* start GIVEN DATA *

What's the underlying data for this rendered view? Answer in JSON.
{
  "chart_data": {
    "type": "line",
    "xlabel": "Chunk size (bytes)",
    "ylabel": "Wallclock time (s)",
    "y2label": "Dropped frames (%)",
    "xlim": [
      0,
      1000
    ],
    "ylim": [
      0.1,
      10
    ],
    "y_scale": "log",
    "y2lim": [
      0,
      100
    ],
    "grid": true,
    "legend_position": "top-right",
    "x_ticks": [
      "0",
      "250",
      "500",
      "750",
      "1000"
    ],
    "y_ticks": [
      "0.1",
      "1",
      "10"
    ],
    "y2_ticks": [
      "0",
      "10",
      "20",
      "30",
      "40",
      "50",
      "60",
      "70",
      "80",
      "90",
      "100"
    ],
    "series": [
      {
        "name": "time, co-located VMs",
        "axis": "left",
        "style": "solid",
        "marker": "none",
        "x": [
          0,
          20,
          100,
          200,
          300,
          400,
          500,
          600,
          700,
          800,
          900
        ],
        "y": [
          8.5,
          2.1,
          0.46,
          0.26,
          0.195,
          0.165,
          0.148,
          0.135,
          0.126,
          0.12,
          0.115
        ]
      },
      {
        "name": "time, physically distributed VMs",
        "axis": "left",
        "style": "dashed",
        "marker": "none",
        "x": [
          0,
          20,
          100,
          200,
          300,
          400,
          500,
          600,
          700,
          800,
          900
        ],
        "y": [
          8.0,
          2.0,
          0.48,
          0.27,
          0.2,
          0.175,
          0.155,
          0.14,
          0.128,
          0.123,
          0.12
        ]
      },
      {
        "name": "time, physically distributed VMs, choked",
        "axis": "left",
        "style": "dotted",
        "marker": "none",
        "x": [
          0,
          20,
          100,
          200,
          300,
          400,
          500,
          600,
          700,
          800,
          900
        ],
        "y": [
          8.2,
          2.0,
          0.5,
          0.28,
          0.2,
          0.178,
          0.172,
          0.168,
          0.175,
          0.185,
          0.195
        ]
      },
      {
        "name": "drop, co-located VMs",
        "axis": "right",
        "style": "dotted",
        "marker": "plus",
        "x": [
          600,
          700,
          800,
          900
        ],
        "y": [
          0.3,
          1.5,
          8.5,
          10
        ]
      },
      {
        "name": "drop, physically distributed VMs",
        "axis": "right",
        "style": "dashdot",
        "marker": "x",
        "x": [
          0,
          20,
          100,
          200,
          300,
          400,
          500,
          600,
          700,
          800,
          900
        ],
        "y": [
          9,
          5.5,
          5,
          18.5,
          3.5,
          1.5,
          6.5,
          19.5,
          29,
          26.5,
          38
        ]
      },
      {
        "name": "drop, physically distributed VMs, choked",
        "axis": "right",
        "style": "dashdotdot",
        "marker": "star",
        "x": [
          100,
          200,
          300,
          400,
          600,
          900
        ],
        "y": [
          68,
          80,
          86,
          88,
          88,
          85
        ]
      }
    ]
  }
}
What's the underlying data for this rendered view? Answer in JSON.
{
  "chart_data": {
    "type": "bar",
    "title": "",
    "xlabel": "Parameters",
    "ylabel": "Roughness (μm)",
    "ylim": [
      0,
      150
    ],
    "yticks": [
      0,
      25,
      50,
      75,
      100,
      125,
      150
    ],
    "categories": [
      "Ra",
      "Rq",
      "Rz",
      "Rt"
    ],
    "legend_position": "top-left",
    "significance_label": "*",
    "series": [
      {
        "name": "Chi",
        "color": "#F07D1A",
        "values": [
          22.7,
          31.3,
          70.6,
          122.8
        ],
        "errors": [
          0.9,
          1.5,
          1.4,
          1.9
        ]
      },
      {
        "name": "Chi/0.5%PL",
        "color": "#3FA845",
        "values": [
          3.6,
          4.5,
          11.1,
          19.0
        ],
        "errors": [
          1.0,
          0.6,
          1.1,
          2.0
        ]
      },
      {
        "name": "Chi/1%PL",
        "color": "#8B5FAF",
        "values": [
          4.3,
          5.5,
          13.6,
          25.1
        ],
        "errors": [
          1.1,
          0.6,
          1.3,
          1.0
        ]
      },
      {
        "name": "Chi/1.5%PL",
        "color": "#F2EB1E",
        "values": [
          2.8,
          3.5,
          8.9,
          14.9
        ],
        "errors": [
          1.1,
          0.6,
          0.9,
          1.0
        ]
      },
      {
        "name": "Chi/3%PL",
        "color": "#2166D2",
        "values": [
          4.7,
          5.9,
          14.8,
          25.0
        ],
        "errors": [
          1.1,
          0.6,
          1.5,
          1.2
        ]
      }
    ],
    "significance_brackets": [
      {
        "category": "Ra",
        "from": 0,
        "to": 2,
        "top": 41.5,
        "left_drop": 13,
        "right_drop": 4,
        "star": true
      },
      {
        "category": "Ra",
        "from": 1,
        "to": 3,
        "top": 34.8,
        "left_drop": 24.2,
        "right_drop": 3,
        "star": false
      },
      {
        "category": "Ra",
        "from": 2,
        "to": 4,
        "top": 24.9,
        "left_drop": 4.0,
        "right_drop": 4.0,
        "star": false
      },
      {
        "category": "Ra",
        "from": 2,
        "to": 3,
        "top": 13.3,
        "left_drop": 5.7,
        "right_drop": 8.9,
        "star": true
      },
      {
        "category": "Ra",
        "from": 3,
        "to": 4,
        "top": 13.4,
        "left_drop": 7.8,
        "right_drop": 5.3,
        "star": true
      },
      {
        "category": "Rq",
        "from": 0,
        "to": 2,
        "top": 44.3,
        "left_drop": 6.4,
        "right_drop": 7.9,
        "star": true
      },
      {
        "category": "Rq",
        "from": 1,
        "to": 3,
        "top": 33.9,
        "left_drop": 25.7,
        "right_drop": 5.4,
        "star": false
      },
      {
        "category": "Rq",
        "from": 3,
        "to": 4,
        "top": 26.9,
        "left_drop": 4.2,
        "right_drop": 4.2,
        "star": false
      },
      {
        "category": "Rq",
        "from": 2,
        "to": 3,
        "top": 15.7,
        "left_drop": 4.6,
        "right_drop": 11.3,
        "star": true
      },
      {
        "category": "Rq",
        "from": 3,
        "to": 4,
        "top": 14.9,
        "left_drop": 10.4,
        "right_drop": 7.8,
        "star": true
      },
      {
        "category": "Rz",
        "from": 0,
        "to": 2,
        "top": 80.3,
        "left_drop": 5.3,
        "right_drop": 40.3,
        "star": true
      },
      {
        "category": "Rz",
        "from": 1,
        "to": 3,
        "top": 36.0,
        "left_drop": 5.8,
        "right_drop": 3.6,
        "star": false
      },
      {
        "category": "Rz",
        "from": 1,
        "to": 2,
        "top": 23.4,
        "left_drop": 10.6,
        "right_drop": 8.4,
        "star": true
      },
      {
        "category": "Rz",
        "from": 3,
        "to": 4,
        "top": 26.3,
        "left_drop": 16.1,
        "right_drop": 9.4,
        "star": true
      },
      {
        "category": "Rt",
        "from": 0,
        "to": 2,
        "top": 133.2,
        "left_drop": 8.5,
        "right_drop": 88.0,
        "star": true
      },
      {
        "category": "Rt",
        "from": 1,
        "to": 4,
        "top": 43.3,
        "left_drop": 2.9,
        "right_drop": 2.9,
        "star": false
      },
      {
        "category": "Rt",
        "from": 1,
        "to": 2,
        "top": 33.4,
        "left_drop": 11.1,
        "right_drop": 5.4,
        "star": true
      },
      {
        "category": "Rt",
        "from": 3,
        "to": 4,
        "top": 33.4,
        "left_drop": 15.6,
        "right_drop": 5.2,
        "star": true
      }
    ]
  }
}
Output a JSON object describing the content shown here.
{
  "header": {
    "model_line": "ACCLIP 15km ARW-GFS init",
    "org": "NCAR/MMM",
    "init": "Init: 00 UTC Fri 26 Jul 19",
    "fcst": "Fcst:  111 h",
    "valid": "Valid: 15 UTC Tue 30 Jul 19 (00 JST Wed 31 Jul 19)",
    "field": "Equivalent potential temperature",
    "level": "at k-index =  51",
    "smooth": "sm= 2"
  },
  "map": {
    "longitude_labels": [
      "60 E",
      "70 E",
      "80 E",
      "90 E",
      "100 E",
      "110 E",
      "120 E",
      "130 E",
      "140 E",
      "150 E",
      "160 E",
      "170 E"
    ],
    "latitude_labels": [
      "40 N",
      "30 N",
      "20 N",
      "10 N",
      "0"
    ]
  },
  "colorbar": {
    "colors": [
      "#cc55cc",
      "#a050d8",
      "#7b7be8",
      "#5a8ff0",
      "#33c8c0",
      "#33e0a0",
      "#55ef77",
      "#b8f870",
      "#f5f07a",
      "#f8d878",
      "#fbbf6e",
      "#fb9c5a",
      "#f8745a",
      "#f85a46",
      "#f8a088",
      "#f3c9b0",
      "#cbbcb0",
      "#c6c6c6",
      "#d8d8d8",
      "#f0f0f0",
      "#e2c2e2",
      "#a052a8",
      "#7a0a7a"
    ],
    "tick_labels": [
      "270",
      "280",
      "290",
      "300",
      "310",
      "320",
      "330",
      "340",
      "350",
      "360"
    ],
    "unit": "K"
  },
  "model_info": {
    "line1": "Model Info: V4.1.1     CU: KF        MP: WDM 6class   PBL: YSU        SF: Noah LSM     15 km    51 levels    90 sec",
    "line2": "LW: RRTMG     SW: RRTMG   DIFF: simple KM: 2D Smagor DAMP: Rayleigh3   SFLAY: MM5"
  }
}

* end GIVEN DATA *

• [DIRECTION]: Check all the records above and select each line where the string "ylabel" is found.

• [EXERCISE ANSWER]:
    "ylabel": "Wallclock time (s)",
    "ylabel": "Roughness (μm)",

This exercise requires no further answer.